Records provided:
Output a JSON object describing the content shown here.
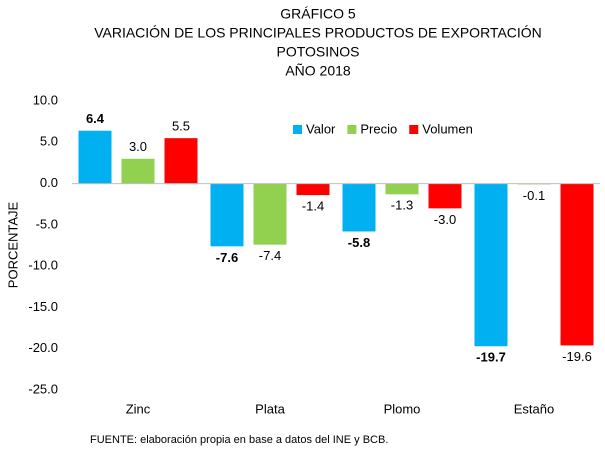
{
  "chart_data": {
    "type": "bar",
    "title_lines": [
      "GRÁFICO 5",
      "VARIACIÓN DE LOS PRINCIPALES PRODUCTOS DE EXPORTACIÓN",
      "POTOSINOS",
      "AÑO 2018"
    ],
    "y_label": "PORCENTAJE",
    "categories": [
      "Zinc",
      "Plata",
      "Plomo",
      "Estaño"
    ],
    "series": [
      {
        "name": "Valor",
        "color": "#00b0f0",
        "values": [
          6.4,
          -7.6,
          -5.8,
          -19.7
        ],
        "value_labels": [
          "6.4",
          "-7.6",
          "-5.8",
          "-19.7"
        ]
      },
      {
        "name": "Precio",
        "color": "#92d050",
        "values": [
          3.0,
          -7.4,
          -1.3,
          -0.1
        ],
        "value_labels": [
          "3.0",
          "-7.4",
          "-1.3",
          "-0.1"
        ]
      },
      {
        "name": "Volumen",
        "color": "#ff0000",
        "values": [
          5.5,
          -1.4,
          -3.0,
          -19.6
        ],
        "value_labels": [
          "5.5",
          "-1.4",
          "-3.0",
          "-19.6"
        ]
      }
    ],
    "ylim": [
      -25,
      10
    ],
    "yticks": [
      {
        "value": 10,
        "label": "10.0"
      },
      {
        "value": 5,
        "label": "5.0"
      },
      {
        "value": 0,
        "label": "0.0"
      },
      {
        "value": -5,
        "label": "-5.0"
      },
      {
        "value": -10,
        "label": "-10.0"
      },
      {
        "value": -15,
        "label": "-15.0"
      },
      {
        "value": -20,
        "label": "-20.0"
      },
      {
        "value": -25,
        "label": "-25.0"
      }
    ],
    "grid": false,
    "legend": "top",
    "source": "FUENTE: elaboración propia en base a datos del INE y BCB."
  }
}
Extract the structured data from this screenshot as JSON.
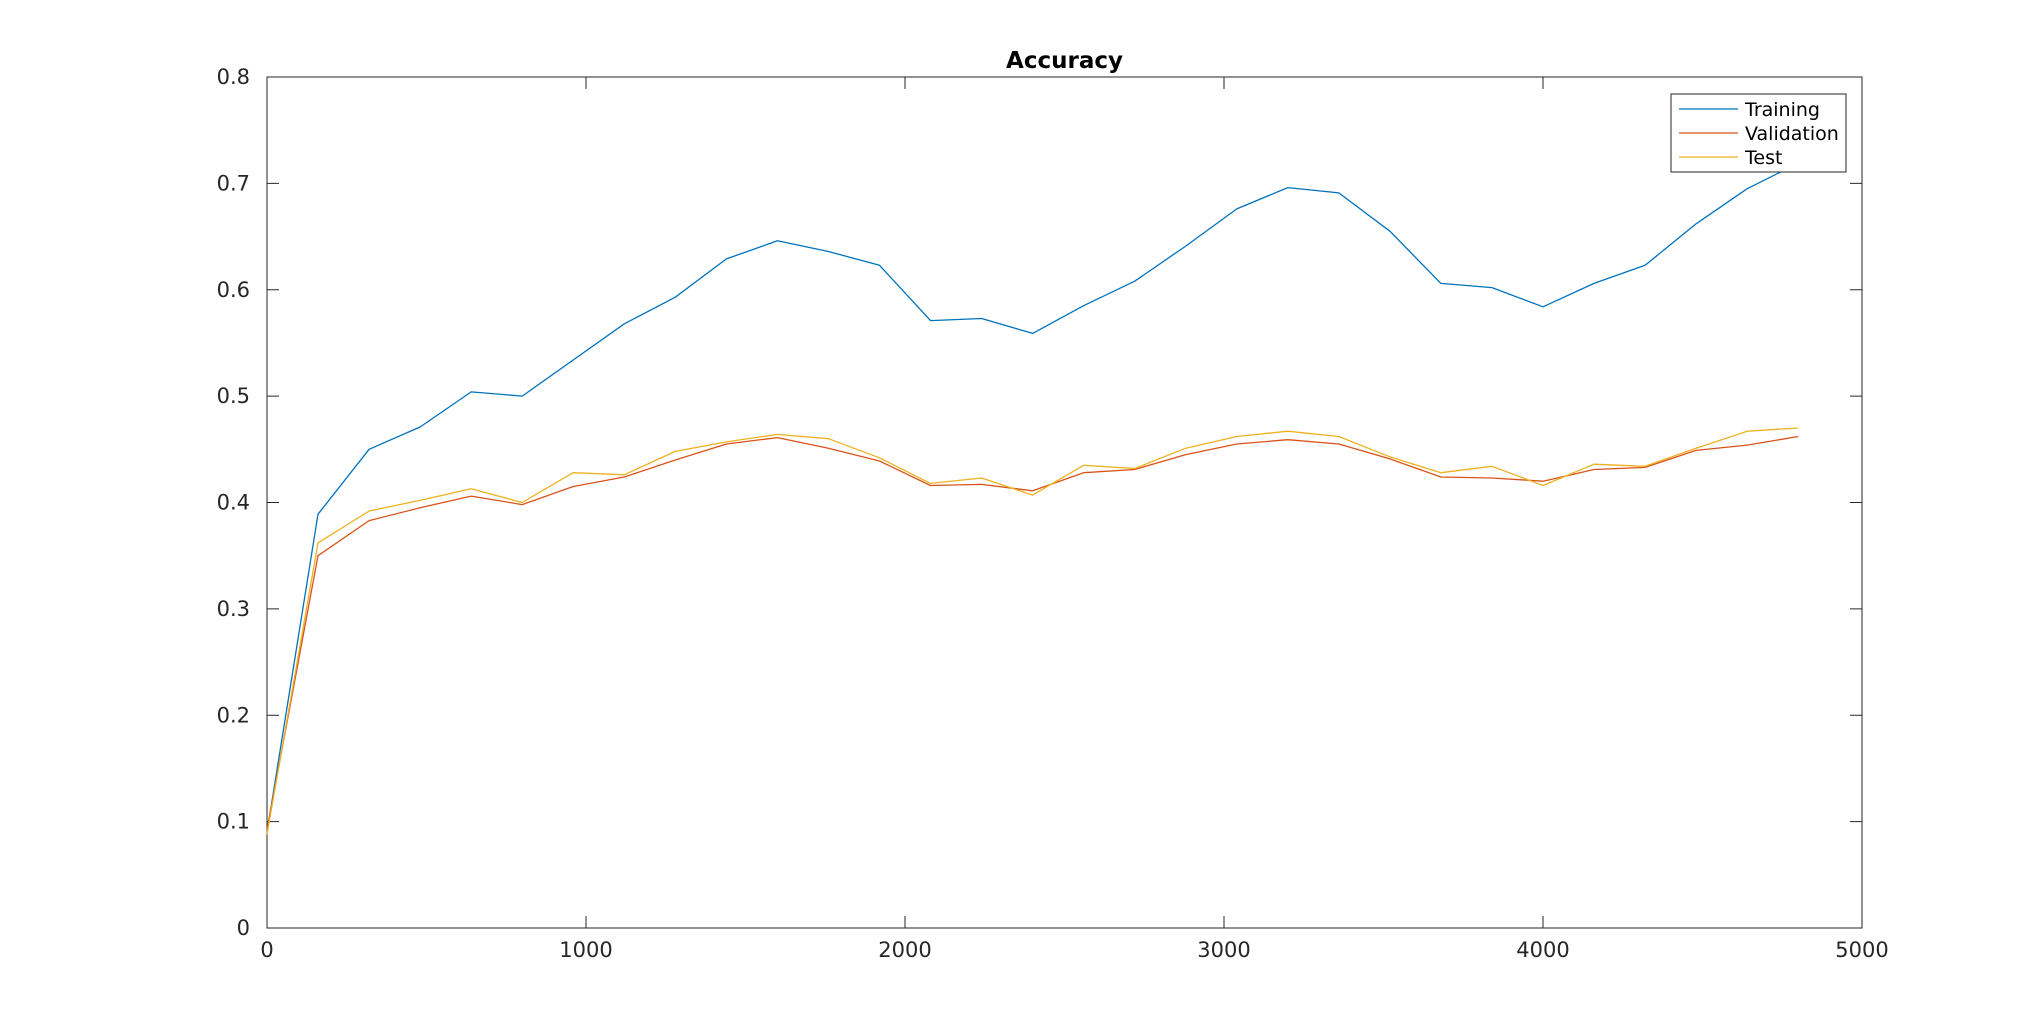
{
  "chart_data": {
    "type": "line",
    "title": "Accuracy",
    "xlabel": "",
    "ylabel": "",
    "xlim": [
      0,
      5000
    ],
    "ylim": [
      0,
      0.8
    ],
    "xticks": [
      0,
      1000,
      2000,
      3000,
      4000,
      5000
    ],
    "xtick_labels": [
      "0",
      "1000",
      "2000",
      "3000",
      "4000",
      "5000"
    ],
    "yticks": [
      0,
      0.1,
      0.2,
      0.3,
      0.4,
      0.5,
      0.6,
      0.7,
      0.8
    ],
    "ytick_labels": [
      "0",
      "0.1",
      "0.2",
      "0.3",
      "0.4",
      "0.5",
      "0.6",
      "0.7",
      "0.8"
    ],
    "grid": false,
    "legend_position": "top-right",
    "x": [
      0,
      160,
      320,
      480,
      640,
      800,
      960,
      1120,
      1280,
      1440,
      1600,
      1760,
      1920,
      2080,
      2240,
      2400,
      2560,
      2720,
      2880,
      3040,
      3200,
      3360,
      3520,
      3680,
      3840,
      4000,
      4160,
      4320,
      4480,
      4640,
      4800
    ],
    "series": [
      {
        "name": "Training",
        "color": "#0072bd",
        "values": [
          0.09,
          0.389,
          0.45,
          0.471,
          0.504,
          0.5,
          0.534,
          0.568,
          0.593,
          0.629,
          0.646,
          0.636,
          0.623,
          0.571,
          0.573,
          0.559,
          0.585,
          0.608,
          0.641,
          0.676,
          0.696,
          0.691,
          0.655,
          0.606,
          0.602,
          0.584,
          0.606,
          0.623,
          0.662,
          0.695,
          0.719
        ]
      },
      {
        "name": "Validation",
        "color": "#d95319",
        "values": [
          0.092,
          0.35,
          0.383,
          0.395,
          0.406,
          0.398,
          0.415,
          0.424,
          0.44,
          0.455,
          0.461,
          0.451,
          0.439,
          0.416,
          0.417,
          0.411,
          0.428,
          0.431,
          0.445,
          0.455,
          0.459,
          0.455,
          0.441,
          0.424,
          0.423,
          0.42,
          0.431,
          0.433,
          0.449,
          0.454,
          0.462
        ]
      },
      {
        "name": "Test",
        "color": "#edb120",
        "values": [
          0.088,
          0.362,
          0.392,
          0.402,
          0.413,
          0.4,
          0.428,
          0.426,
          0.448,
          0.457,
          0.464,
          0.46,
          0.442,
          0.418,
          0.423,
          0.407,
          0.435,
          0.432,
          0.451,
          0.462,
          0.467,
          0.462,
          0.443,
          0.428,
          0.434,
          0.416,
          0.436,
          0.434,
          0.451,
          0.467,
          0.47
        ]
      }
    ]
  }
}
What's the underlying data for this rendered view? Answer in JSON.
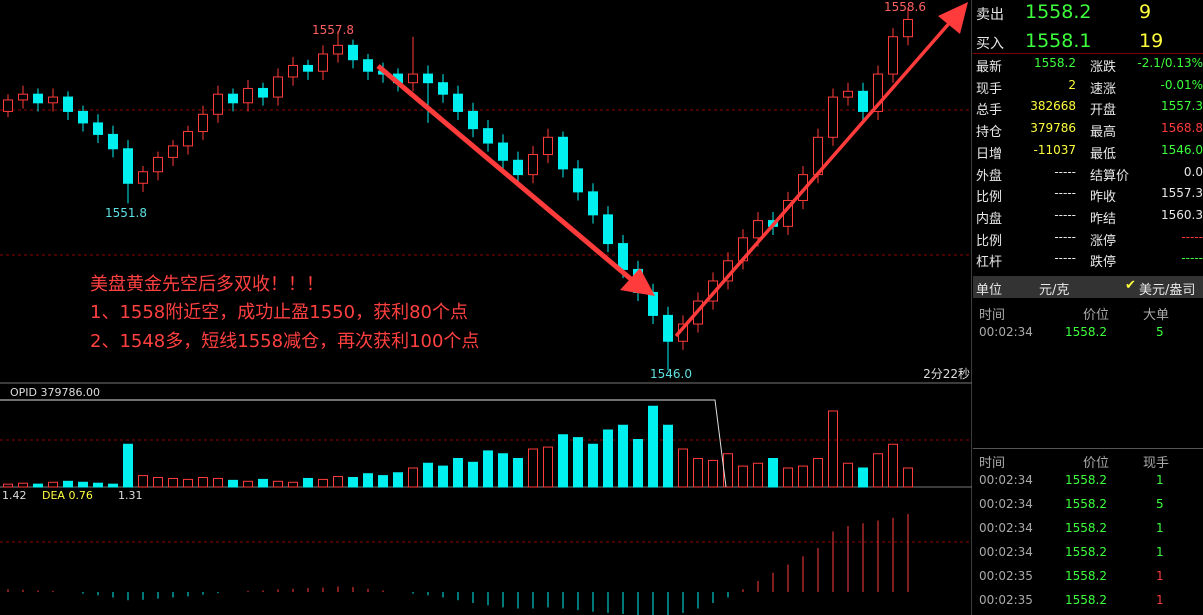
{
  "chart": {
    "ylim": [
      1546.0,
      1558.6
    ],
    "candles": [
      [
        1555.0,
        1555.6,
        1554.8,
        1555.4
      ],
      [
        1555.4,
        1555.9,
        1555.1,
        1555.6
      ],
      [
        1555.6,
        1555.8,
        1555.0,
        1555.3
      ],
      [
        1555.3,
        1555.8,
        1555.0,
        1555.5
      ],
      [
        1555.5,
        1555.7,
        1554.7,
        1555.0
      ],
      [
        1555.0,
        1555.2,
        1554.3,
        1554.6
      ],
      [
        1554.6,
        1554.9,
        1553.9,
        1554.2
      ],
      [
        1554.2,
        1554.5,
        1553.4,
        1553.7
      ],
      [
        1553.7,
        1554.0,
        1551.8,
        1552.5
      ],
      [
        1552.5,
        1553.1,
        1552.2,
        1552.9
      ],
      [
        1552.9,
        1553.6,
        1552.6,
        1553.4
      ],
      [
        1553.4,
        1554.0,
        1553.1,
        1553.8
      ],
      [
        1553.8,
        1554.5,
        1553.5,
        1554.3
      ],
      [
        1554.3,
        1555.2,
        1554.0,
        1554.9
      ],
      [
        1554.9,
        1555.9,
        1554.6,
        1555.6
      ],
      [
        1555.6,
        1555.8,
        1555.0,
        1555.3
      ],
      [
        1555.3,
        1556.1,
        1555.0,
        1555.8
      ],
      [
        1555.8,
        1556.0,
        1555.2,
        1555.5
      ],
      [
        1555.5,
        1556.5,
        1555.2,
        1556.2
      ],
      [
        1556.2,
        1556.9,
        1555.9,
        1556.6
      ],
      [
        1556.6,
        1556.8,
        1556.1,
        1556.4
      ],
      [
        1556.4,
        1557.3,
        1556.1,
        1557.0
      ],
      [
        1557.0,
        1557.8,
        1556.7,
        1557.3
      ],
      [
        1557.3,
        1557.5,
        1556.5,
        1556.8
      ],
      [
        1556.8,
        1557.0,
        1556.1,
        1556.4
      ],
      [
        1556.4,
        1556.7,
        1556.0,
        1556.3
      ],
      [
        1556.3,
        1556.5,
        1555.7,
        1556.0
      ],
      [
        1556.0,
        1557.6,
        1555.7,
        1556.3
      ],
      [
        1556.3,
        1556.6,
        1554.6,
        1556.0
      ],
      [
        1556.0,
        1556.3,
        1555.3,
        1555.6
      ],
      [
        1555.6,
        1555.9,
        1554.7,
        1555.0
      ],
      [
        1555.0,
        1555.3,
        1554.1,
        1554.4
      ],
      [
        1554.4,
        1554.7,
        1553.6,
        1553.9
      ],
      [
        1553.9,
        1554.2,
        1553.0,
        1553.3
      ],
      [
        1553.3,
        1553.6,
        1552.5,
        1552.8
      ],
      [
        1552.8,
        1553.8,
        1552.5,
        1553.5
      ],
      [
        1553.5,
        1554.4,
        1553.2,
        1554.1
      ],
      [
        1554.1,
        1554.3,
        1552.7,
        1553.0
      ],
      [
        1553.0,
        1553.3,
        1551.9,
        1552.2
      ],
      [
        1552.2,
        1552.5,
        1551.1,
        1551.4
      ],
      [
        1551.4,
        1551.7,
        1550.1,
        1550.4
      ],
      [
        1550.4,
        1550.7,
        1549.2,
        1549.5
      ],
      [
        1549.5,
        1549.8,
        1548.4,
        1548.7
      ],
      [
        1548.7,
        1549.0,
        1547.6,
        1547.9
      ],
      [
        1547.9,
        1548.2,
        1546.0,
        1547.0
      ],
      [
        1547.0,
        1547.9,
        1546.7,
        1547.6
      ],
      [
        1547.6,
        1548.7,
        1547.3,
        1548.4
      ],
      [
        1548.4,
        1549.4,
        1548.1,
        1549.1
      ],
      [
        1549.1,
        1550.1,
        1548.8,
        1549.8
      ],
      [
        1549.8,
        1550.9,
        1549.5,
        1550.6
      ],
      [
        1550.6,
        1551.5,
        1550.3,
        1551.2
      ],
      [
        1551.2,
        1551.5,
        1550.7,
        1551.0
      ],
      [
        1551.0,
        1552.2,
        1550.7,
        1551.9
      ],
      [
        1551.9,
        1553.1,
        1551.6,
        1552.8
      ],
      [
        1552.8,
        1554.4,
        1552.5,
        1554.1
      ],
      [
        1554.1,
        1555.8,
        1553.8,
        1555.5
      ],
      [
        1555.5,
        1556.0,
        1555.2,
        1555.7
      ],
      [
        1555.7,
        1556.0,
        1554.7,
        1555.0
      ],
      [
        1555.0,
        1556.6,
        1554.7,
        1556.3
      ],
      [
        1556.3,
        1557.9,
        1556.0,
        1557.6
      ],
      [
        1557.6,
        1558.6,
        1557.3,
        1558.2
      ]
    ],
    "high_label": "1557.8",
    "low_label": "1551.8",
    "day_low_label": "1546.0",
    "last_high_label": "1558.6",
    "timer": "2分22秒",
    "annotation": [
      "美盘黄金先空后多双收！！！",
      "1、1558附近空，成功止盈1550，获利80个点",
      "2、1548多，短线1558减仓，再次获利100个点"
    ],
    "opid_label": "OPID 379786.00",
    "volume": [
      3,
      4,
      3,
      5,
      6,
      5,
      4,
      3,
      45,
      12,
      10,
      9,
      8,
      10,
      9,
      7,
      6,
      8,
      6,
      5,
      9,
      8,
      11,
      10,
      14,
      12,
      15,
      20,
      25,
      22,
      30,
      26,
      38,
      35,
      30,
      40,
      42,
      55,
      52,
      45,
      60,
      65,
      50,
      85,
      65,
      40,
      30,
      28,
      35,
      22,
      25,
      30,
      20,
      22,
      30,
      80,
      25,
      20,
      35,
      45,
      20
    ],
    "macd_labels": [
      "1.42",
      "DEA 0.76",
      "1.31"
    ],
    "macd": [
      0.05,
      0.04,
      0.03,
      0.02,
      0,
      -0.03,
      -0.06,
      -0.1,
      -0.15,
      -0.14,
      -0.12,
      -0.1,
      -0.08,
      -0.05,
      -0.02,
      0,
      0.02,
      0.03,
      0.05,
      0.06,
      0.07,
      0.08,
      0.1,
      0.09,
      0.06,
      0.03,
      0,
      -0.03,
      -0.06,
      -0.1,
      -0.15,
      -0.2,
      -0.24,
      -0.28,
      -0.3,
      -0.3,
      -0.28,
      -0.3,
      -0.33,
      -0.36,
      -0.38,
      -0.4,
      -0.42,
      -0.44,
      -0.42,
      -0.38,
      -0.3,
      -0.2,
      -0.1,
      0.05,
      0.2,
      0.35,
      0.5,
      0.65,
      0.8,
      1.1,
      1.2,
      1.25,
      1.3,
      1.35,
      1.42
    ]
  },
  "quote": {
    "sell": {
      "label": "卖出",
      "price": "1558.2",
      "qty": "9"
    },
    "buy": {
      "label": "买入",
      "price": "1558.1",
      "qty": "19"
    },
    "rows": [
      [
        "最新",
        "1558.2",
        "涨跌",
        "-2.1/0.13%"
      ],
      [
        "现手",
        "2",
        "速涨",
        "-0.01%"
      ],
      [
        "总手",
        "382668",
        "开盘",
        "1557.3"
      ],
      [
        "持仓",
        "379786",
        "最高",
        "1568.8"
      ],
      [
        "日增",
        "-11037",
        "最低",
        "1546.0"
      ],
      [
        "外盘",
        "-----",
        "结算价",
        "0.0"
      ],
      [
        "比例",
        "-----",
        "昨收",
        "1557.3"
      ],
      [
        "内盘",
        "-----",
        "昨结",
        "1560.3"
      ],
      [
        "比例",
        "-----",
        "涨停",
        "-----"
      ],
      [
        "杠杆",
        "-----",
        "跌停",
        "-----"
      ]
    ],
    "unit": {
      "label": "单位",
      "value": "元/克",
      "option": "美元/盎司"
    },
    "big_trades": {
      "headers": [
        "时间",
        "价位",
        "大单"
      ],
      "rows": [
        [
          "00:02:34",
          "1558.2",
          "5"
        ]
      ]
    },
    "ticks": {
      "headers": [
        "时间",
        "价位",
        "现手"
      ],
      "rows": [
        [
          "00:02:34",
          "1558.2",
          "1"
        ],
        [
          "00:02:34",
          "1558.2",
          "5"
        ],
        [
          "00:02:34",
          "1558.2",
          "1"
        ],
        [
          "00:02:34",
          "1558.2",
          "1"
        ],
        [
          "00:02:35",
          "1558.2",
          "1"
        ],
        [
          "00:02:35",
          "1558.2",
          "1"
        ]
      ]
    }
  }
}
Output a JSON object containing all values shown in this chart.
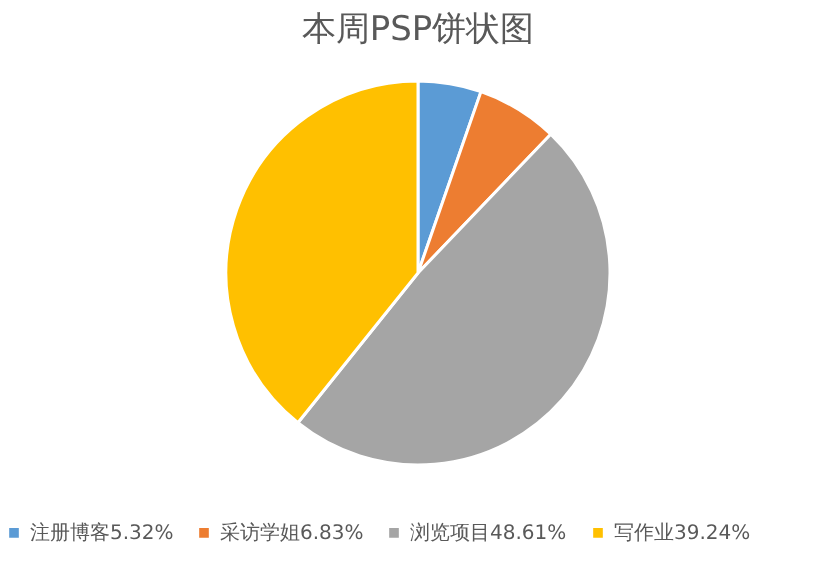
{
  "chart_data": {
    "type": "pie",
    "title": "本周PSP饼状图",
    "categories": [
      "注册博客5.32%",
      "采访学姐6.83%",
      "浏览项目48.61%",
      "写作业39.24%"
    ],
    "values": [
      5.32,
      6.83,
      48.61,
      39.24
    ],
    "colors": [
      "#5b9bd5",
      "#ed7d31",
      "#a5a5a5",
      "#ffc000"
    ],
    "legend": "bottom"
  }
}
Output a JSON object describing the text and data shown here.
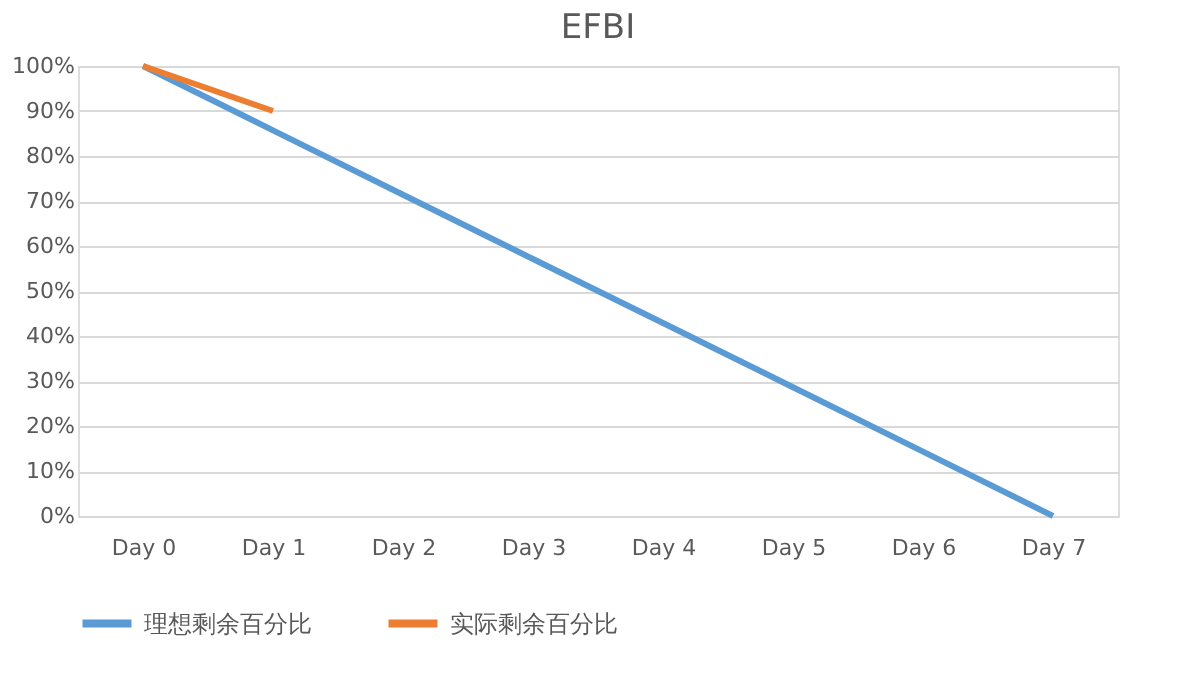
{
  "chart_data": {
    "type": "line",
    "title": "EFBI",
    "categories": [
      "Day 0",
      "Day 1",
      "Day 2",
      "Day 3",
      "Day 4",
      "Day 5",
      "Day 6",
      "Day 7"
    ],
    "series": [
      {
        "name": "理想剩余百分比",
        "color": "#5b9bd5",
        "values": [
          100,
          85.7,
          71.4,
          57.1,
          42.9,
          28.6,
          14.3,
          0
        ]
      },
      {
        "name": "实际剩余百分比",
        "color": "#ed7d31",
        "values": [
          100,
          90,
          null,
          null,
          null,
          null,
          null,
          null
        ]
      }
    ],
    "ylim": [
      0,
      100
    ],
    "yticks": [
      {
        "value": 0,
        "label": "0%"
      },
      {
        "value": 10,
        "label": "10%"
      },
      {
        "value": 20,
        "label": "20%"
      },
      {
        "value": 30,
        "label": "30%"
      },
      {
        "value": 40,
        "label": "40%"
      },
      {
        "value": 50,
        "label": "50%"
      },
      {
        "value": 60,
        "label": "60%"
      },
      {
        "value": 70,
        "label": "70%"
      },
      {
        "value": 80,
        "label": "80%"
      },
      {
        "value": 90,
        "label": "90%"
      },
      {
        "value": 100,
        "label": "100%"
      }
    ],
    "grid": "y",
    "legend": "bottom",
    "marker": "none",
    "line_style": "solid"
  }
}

Instruction: From the listing above, copy every line that includes the word "Output".

Exercise answer:
Output a JSON object describing the content shown here.
Output a JSON object containing all values shown in this chart.
Output a JSON object describing the text and data shown here.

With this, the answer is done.